» About this exercise
Could you retype the entries below exactly, omitting every picture?

* * *

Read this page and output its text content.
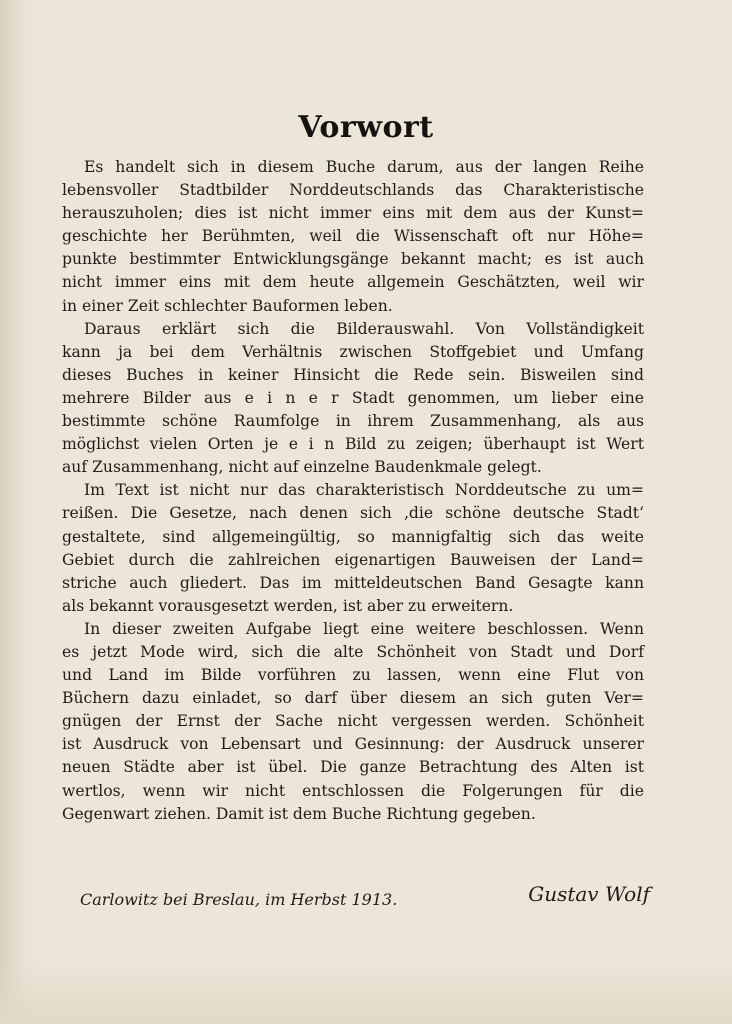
Vorwort
Es handelt sich in diesem Buche darum, aus der langen Reihe
lebensvoller Stadtbilder Norddeutschlands das Charakteristische
herauszuholen; dies ist nicht immer eins mit dem aus der Kunst=
geschichte her Berühmten, weil die Wissenschaft oft nur Höhe=
punkte bestimmter Entwicklungsgänge bekannt macht; es ist auch
nicht immer eins mit dem heute allgemein Geschätzten, weil wir
in einer Zeit schlechter Bauformen leben.
Daraus erklärt sich die Bilderauswahl. Von Vollständigkeit
kann ja bei dem Verhältnis zwischen Stoffgebiet und Umfang
dieses Buches in keiner Hinsicht die Rede sein. Bisweilen sind
mehrere Bilder aus e i n e r Stadt genommen, um lieber eine
bestimmte schöne Raumfolge in ihrem Zusammenhang, als aus
möglichst vielen Orten je e i n Bild zu zeigen; überhaupt ist Wert
auf Zusammenhang, nicht auf einzelne Baudenkmale gelegt.
Im Text ist nicht nur das charakteristisch Norddeutsche zu um=
reißen. Die Gesetze, nach denen sich ‚die schöne deutsche Stadt‘
gestaltete, sind allgemeingültig, so mannigfaltig sich das weite
Gebiet durch die zahlreichen eigenartigen Bauweisen der Land=
striche auch gliedert. Das im mitteldeutschen Band Gesagte kann
als bekannt vorausgesetzt werden, ist aber zu erweitern.
In dieser zweiten Aufgabe liegt eine weitere beschlossen. Wenn
es jetzt Mode wird, sich die alte Schönheit von Stadt und Dorf
und Land im Bilde vorführen zu lassen, wenn eine Flut von
Büchern dazu einladet, so darf über diesem an sich guten Ver=
gnügen der Ernst der Sache nicht vergessen werden. Schönheit
ist Ausdruck von Lebensart und Gesinnung: der Ausdruck unserer
neuen Städte aber ist übel. Die ganze Betrachtung des Alten ist
wertlos, wenn wir nicht entschlossen die Folgerungen für die
Gegenwart ziehen. Damit ist dem Buche Richtung gegeben.
Carlowitz bei Breslau, im Herbst 1913.	Gustav Wolf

* * *

» Solution to the problem
Read this page and output its text content.
Vorwort
Es handelt sich in diesem Buche darum, aus der langen Reihe
lebensvoller Stadtbilder Norddeutschlands das Charakteristische
herauszuholen; dies ist nicht immer eins mit dem aus der Kunst=
geschichte her Berühmten, weil die Wissenschaft oft nur Höhe=
punkte bestimmter Entwicklungsgänge bekannt macht; es ist auch
nicht immer eins mit dem heute allgemein Geschätzten, weil wir
in einer Zeit schlechter Bauformen leben.
Daraus erklärt sich die Bilderauswahl. Von Vollständigkeit
kann ja bei dem Verhältnis zwischen Stoffgebiet und Umfang
dieses Buches in keiner Hinsicht die Rede sein. Bisweilen sind
mehrere Bilder aus e i n e r Stadt genommen, um lieber eine
bestimmte schöne Raumfolge in ihrem Zusammenhang, als aus
möglichst vielen Orten je e i n Bild zu zeigen; überhaupt ist Wert
auf Zusammenhang, nicht auf einzelne Baudenkmale gelegt.
Im Text ist nicht nur das charakteristisch Norddeutsche zu um=
reißen. Die Gesetze, nach denen sich ‚die schöne deutsche Stadt‘
gestaltete, sind allgemeingültig, so mannigfaltig sich das weite
Gebiet durch die zahlreichen eigenartigen Bauweisen der Land=
striche auch gliedert. Das im mitteldeutschen Band Gesagte kann
als bekannt vorausgesetzt werden, ist aber zu erweitern.
In dieser zweiten Aufgabe liegt eine weitere beschlossen. Wenn
es jetzt Mode wird, sich die alte Schönheit von Stadt und Dorf
und Land im Bilde vorführen zu lassen, wenn eine Flut von
Büchern dazu einladet, so darf über diesem an sich guten Ver=
gnügen der Ernst der Sache nicht vergessen werden. Schönheit
ist Ausdruck von Lebensart und Gesinnung: der Ausdruck unserer
neuen Städte aber ist übel. Die ganze Betrachtung des Alten ist
wertlos, wenn wir nicht entschlossen die Folgerungen für die
Gegenwart ziehen. Damit ist dem Buche Richtung gegeben.
Carlowitz bei Breslau, im Herbst 1913.	Gustav Wolf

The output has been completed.